(Data entries)
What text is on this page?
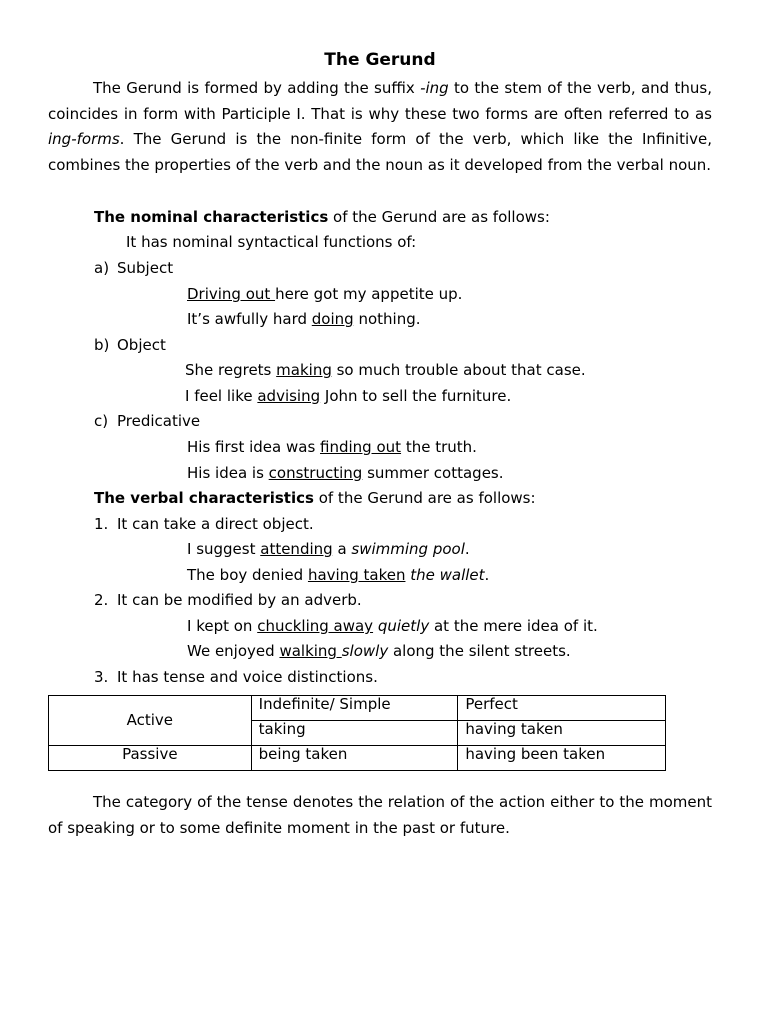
The Gerund

The Gerund is formed by adding the suffix -ing to the stem of the verb, and thus, coincides in form with Participle I. That is why these two forms are often referred to as ing-forms. The Gerund is the non-finite form of the verb, which like the Infinitive, combines the properties of the verb and the noun as it developed from the verbal noun.

The nominal characteristics of the Gerund are as follows:
It has nominal syntactical functions of:
a) Subject
Driving out here got my appetite up.
It’s awfully hard doing nothing.
b) Object
She regrets making so much trouble about that case.
I feel like advising John to sell the furniture.
c) Predicative
His first idea was finding out the truth.
His idea is constructing summer cottages.
The verbal characteristics of the Gerund are as follows:
1. It can take a direct object.
I suggest attending a swimming pool.
The boy denied having taken the wallet.
2. It can be modified by an adverb.
I kept on chuckling away quietly at the mere idea of it.
We enjoyed walking slowly along the silent streets.
3. It has tense and voice distinctions.
Active	Indefinite/ Simple	Perfect
	taking	having taken
Passive	being taken	having been taken

The category of the tense denotes the relation of the action either to the moment of speaking or to some definite moment in the past or future.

Problem description — Leave out all images, then reproduce the entries above exactly.

Reply to the exercise —
What text is on this page?
The Gerund

The Gerund is formed by adding the suffix -ing to the stem of the verb, and thus, coincides in form with Participle I. That is why these two forms are often referred to as ing-forms. The Gerund is the non-finite form of the verb, which like the Infinitive, combines the properties of the verb and the noun as it developed from the verbal noun.

The nominal characteristics of the Gerund are as follows:
It has nominal syntactical functions of:
a) Subject
Driving out here got my appetite up.
It’s awfully hard doing nothing.
b) Object
She regrets making so much trouble about that case.
I feel like advising John to sell the furniture.
c) Predicative
His first idea was finding out the truth.
His idea is constructing summer cottages.
The verbal characteristics of the Gerund are as follows:
1. It can take a direct object.
I suggest attending a swimming pool.
The boy denied having taken the wallet.
2. It can be modified by an adverb.
I kept on chuckling away quietly at the mere idea of it.
We enjoyed walking slowly along the silent streets.
3. It has tense and voice distinctions.
Active	Indefinite/ Simple	Perfect
	taking	having taken
Passive	being taken	having been taken

The category of the tense denotes the relation of the action either to the moment of speaking or to some definite moment in the past or future.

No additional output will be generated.